State the count of lines below in which the word "name" appears, and add nothing.
====
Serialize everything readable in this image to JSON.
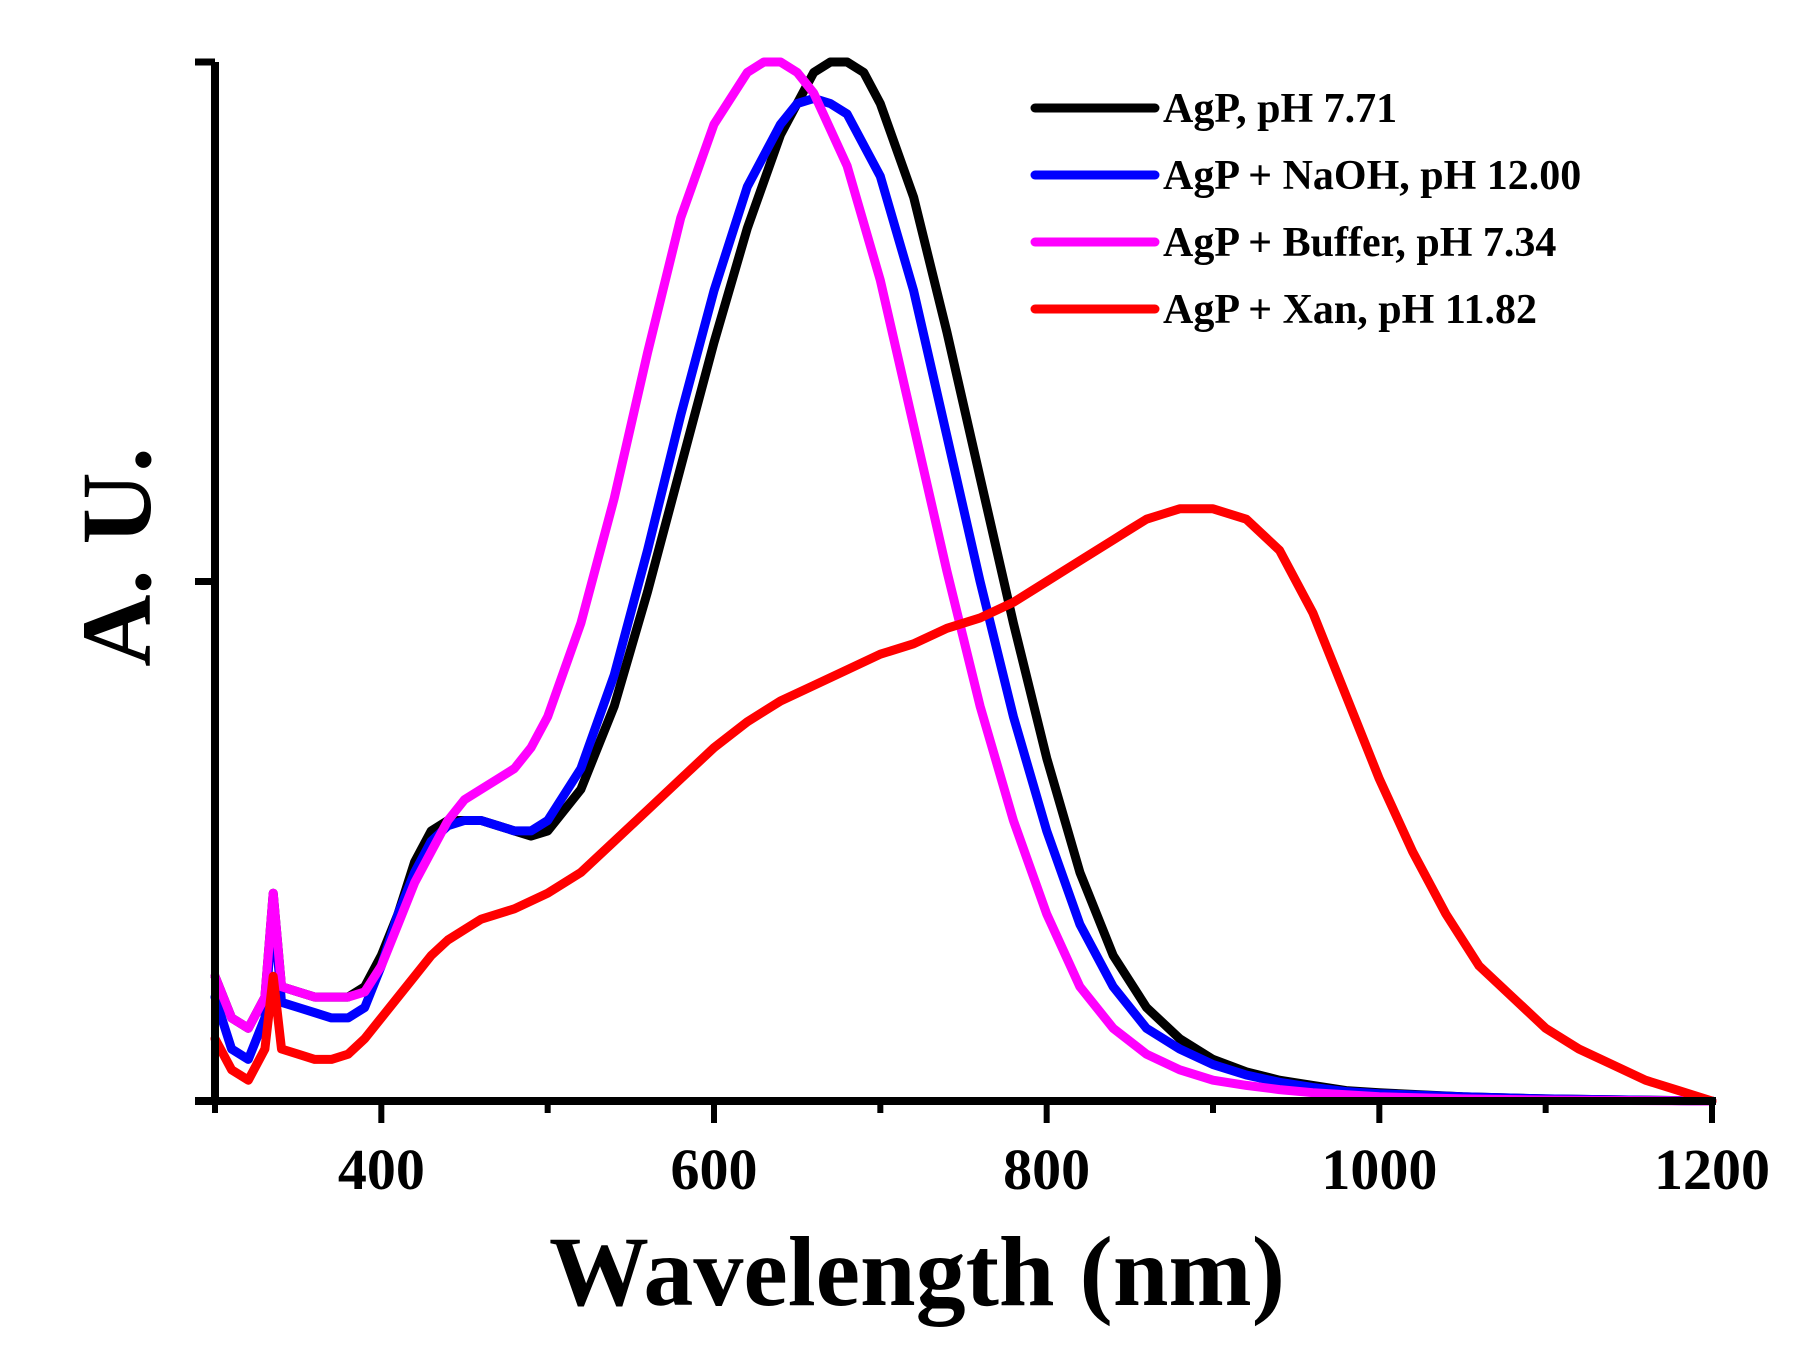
{
  "chart_data": {
    "type": "line",
    "title": "",
    "xlabel": "Wavelength (nm)",
    "ylabel": "A. U.",
    "xlim": [
      300,
      1200
    ],
    "ylim": [
      0,
      1
    ],
    "xticks": [
      400,
      600,
      800,
      1000,
      1200
    ],
    "xtick_labels": [
      "400",
      "600",
      "800",
      "1000",
      "1200"
    ],
    "yticks_labeled": false,
    "grid": false,
    "legend_position": "top-right",
    "series": [
      {
        "name": "AgP, pH 7.71",
        "color": "#000000",
        "x": [
          300,
          310,
          320,
          330,
          335,
          340,
          350,
          360,
          370,
          380,
          390,
          400,
          410,
          420,
          430,
          440,
          450,
          460,
          470,
          480,
          490,
          500,
          520,
          540,
          560,
          580,
          600,
          620,
          640,
          660,
          670,
          680,
          690,
          700,
          720,
          740,
          760,
          780,
          800,
          820,
          840,
          860,
          880,
          900,
          920,
          940,
          960,
          980,
          1000,
          1050,
          1100,
          1150,
          1200
        ],
        "y": [
          0.12,
          0.08,
          0.07,
          0.1,
          0.2,
          0.11,
          0.105,
          0.1,
          0.1,
          0.1,
          0.11,
          0.14,
          0.18,
          0.23,
          0.26,
          0.27,
          0.27,
          0.27,
          0.265,
          0.26,
          0.255,
          0.26,
          0.3,
          0.38,
          0.49,
          0.61,
          0.73,
          0.84,
          0.93,
          0.99,
          1.0,
          1.0,
          0.99,
          0.96,
          0.87,
          0.74,
          0.6,
          0.46,
          0.33,
          0.22,
          0.14,
          0.09,
          0.06,
          0.04,
          0.028,
          0.02,
          0.015,
          0.01,
          0.008,
          0.004,
          0.002,
          0.001,
          0.0
        ]
      },
      {
        "name": "AgP + NaOH, pH 12.00",
        "color": "#0000ff",
        "x": [
          300,
          310,
          320,
          330,
          335,
          340,
          350,
          360,
          370,
          380,
          390,
          400,
          410,
          420,
          430,
          440,
          450,
          460,
          470,
          480,
          490,
          500,
          520,
          540,
          560,
          580,
          600,
          620,
          640,
          650,
          660,
          670,
          680,
          700,
          720,
          740,
          760,
          780,
          800,
          820,
          840,
          860,
          880,
          900,
          920,
          940,
          960,
          980,
          1000,
          1050,
          1100,
          1150,
          1200
        ],
        "y": [
          0.1,
          0.05,
          0.04,
          0.08,
          0.19,
          0.095,
          0.09,
          0.085,
          0.08,
          0.08,
          0.09,
          0.13,
          0.18,
          0.22,
          0.25,
          0.265,
          0.27,
          0.27,
          0.265,
          0.26,
          0.26,
          0.27,
          0.32,
          0.41,
          0.53,
          0.66,
          0.78,
          0.88,
          0.94,
          0.96,
          0.965,
          0.96,
          0.95,
          0.89,
          0.78,
          0.64,
          0.5,
          0.37,
          0.26,
          0.17,
          0.11,
          0.07,
          0.05,
          0.035,
          0.025,
          0.018,
          0.013,
          0.009,
          0.007,
          0.004,
          0.002,
          0.001,
          0.0
        ]
      },
      {
        "name": "AgP + Buffer, pH 7.34",
        "color": "#ff00ff",
        "x": [
          300,
          310,
          320,
          330,
          335,
          340,
          350,
          360,
          370,
          380,
          390,
          400,
          410,
          420,
          430,
          440,
          450,
          460,
          470,
          480,
          490,
          500,
          520,
          540,
          560,
          580,
          600,
          620,
          630,
          640,
          650,
          660,
          680,
          700,
          720,
          740,
          760,
          780,
          800,
          820,
          840,
          860,
          880,
          900,
          920,
          940,
          960,
          980,
          1000,
          1050,
          1100,
          1150,
          1200
        ],
        "y": [
          0.12,
          0.08,
          0.07,
          0.1,
          0.2,
          0.11,
          0.105,
          0.1,
          0.1,
          0.1,
          0.105,
          0.13,
          0.17,
          0.21,
          0.24,
          0.27,
          0.29,
          0.3,
          0.31,
          0.32,
          0.34,
          0.37,
          0.46,
          0.58,
          0.72,
          0.85,
          0.94,
          0.99,
          1.0,
          1.0,
          0.99,
          0.97,
          0.9,
          0.79,
          0.65,
          0.51,
          0.38,
          0.27,
          0.18,
          0.11,
          0.07,
          0.045,
          0.03,
          0.02,
          0.015,
          0.011,
          0.008,
          0.006,
          0.004,
          0.002,
          0.001,
          0.0005,
          0.0
        ]
      },
      {
        "name": "AgP + Xan, pH 11.82",
        "color": "#ff0000",
        "x": [
          300,
          310,
          320,
          330,
          335,
          340,
          350,
          360,
          370,
          380,
          390,
          400,
          410,
          420,
          430,
          440,
          450,
          460,
          480,
          500,
          520,
          540,
          560,
          580,
          600,
          620,
          640,
          660,
          680,
          700,
          720,
          740,
          760,
          780,
          800,
          820,
          840,
          850,
          860,
          870,
          880,
          900,
          920,
          940,
          960,
          980,
          1000,
          1020,
          1040,
          1060,
          1080,
          1100,
          1120,
          1140,
          1160,
          1180,
          1200
        ],
        "y": [
          0.06,
          0.03,
          0.02,
          0.05,
          0.12,
          0.05,
          0.045,
          0.04,
          0.04,
          0.045,
          0.06,
          0.08,
          0.1,
          0.12,
          0.14,
          0.155,
          0.165,
          0.175,
          0.185,
          0.2,
          0.22,
          0.25,
          0.28,
          0.31,
          0.34,
          0.365,
          0.385,
          0.4,
          0.415,
          0.43,
          0.44,
          0.455,
          0.465,
          0.48,
          0.5,
          0.52,
          0.54,
          0.55,
          0.56,
          0.565,
          0.57,
          0.57,
          0.56,
          0.53,
          0.47,
          0.39,
          0.31,
          0.24,
          0.18,
          0.13,
          0.1,
          0.07,
          0.05,
          0.035,
          0.02,
          0.01,
          0.0
        ]
      }
    ]
  }
}
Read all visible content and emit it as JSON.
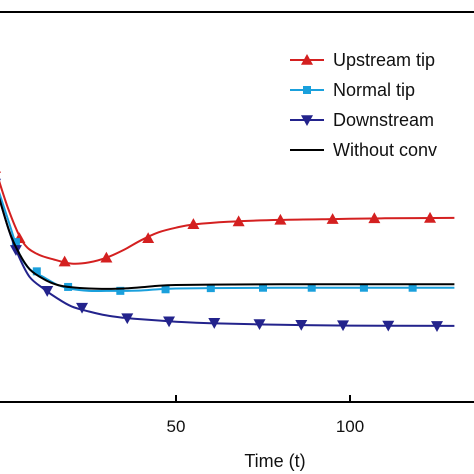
{
  "chart_data": {
    "type": "line",
    "xlabel": "Time (t)",
    "ylabel": "",
    "xlim": [
      -2,
      130
    ],
    "ylim": [
      0,
      1
    ],
    "x_ticks": [
      50,
      100
    ],
    "x_tick_labels": [
      "50",
      "100"
    ],
    "legend_position": "top-right",
    "grid": false,
    "series": [
      {
        "name": "Upstream tip",
        "color": "#d42020",
        "marker": "triangle-up",
        "line": [
          [
            -2,
            0.6
          ],
          [
            2,
            0.49
          ],
          [
            6,
            0.41
          ],
          [
            10,
            0.38
          ],
          [
            15,
            0.365
          ],
          [
            20,
            0.355
          ],
          [
            25,
            0.358
          ],
          [
            30,
            0.37
          ],
          [
            35,
            0.39
          ],
          [
            40,
            0.415
          ],
          [
            45,
            0.435
          ],
          [
            50,
            0.447
          ],
          [
            55,
            0.455
          ],
          [
            65,
            0.462
          ],
          [
            80,
            0.467
          ],
          [
            95,
            0.469
          ],
          [
            110,
            0.471
          ],
          [
            130,
            0.472
          ]
        ],
        "markers": [
          [
            -2,
            0.6
          ],
          [
            5,
            0.42
          ],
          [
            18,
            0.36
          ],
          [
            30,
            0.37
          ],
          [
            42,
            0.42
          ],
          [
            55,
            0.456
          ],
          [
            68,
            0.463
          ],
          [
            80,
            0.467
          ],
          [
            95,
            0.469
          ],
          [
            107,
            0.471
          ],
          [
            123,
            0.472
          ]
        ]
      },
      {
        "name": "Normal tip",
        "color": "#1aa0dc",
        "marker": "square",
        "line": [
          [
            -2,
            0.57
          ],
          [
            2,
            0.46
          ],
          [
            5,
            0.38
          ],
          [
            8,
            0.34
          ],
          [
            12,
            0.32
          ],
          [
            16,
            0.3
          ],
          [
            20,
            0.29
          ],
          [
            25,
            0.285
          ],
          [
            30,
            0.285
          ],
          [
            35,
            0.285
          ],
          [
            40,
            0.286
          ],
          [
            45,
            0.289
          ],
          [
            50,
            0.291
          ],
          [
            60,
            0.292
          ],
          [
            80,
            0.293
          ],
          [
            100,
            0.293
          ],
          [
            130,
            0.293
          ]
        ],
        "markers": [
          [
            -2,
            0.57
          ],
          [
            4,
            0.41
          ],
          [
            10,
            0.335
          ],
          [
            19,
            0.295
          ],
          [
            34,
            0.285
          ],
          [
            47,
            0.289
          ],
          [
            60,
            0.292
          ],
          [
            75,
            0.293
          ],
          [
            89,
            0.293
          ],
          [
            104,
            0.293
          ],
          [
            118,
            0.293
          ]
        ]
      },
      {
        "name": "Downstream",
        "color": "#23238c",
        "marker": "triangle-down",
        "line": [
          [
            -2,
            0.56
          ],
          [
            2,
            0.44
          ],
          [
            5,
            0.37
          ],
          [
            8,
            0.32
          ],
          [
            12,
            0.29
          ],
          [
            16,
            0.265
          ],
          [
            20,
            0.245
          ],
          [
            25,
            0.232
          ],
          [
            30,
            0.222
          ],
          [
            35,
            0.216
          ],
          [
            40,
            0.212
          ],
          [
            50,
            0.206
          ],
          [
            60,
            0.202
          ],
          [
            80,
            0.198
          ],
          [
            100,
            0.196
          ],
          [
            130,
            0.195
          ]
        ],
        "markers": [
          [
            -2,
            0.56
          ],
          [
            4,
            0.39
          ],
          [
            13,
            0.285
          ],
          [
            23,
            0.242
          ],
          [
            36,
            0.215
          ],
          [
            48,
            0.207
          ],
          [
            61,
            0.203
          ],
          [
            74,
            0.2
          ],
          [
            86,
            0.198
          ],
          [
            98,
            0.197
          ],
          [
            111,
            0.196
          ],
          [
            125,
            0.195
          ]
        ]
      },
      {
        "name": "Without conv",
        "color": "#000000",
        "marker": "none",
        "line": [
          [
            -2,
            0.56
          ],
          [
            2,
            0.44
          ],
          [
            5,
            0.38
          ],
          [
            8,
            0.34
          ],
          [
            12,
            0.315
          ],
          [
            16,
            0.3
          ],
          [
            20,
            0.294
          ],
          [
            25,
            0.291
          ],
          [
            30,
            0.29
          ],
          [
            35,
            0.291
          ],
          [
            40,
            0.294
          ],
          [
            45,
            0.298
          ],
          [
            50,
            0.3
          ],
          [
            60,
            0.301
          ],
          [
            80,
            0.302
          ],
          [
            100,
            0.302
          ],
          [
            130,
            0.302
          ]
        ],
        "markers": []
      }
    ]
  }
}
====
SOLUTION TO THIS PROBLEM: 8